WORK REQUIRED:
Copy out the data below verbatim.

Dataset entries
>> START

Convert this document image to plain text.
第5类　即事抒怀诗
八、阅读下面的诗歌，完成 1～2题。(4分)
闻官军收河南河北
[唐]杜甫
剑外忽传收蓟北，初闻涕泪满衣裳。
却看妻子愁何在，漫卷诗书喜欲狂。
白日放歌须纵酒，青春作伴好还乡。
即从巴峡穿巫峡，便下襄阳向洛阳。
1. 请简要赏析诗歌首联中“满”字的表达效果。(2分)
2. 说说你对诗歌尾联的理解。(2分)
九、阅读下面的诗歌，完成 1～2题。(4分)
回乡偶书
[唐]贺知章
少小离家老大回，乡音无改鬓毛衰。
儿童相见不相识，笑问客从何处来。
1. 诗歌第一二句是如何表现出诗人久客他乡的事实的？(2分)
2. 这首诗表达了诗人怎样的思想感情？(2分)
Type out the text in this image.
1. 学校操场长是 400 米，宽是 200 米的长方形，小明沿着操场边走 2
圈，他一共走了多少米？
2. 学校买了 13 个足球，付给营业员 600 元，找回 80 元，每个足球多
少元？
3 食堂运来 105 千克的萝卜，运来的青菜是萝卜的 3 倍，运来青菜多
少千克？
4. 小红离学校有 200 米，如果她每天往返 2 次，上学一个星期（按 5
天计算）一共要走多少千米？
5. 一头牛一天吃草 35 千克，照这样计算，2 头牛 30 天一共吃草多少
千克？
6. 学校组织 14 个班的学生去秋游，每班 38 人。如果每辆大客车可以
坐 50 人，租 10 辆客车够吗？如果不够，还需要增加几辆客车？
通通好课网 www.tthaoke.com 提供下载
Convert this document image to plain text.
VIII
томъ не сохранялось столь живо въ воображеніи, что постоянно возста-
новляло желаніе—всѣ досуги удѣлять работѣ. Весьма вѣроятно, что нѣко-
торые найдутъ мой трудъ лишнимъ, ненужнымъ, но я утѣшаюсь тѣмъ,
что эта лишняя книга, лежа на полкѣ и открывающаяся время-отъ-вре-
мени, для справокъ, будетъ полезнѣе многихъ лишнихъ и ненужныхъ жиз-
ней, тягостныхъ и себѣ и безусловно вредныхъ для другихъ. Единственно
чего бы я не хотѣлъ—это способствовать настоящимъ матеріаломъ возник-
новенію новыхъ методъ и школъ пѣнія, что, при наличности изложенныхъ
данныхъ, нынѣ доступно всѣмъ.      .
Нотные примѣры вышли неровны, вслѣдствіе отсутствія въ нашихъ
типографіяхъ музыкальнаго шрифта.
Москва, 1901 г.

>> END

OUTPUT FOR THIS EXERCISE:
Convert this document image to plain text.
第5类　即事抒怀诗
八、阅读下面的诗歌，完成 1～2题。(4分)
闻官军收河南河北
[唐]杜甫
剑外忽传收蓟北，初闻涕泪满衣裳。
却看妻子愁何在，漫卷诗书喜欲狂。
白日放歌须纵酒，青春作伴好还乡。
即从巴峡穿巫峡，便下襄阳向洛阳。
1. 请简要赏析诗歌首联中“满”字的表达效果。(2分)
2. 说说你对诗歌尾联的理解。(2分)
九、阅读下面的诗歌，完成 1～2题。(4分)
回乡偶书
[唐]贺知章
少小离家老大回，乡音无改鬓毛衰。
儿童相见不相识，笑问客从何处来。
1. 诗歌第一二句是如何表现出诗人久客他乡的事实的？(2分)
2. 这首诗表达了诗人怎样的思想感情？(2分)
Type out the text in this image.
1. 学校操场长是 400 米，宽是 200 米的长方形，小明沿着操场边走 2
圈，他一共走了多少米？
2. 学校买了 13 个足球，付给营业员 600 元，找回 80 元，每个足球多
少元？
3 食堂运来 105 千克的萝卜，运来的青菜是萝卜的 3 倍，运来青菜多
少千克？
4. 小红离学校有 200 米，如果她每天往返 2 次，上学一个星期（按 5
天计算）一共要走多少千米？
5. 一头牛一天吃草 35 千克，照这样计算，2 头牛 30 天一共吃草多少
千克？
6. 学校组织 14 个班的学生去秋游，每班 38 人。如果每辆大客车可以
坐 50 人，租 10 辆客车够吗？如果不够，还需要增加几辆客车？
通通好课网 www.tthaoke.com 提供下载
Convert this document image to plain text.
VIII
томъ не сохранялось столь живо въ воображеніи, что постоянно возста-
новляло желаніе—всѣ досуги удѣлять работѣ. Весьма вѣроятно, что нѣко-
торые найдутъ мой трудъ лишнимъ, ненужнымъ, но я утѣшаюсь тѣмъ,
что эта лишняя книга, лежа на полкѣ и открывающаяся время-отъ-вре-
мени, для справокъ, будетъ полезнѣе многихъ лишнихъ и ненужныхъ жиз-
ней, тягостныхъ и себѣ и безусловно вредныхъ для другихъ. Единственно
чего бы я не хотѣлъ—это способствовать настоящимъ матеріаломъ возник-
новенію новыхъ методъ и школъ пѣнія, что, при наличности изложенныхъ
данныхъ, нынѣ доступно всѣмъ.      .
Нотные примѣры вышли неровны, вслѣдствіе отсутствія въ нашихъ
типографіяхъ музыкальнаго шрифта.
Москва, 1901 г.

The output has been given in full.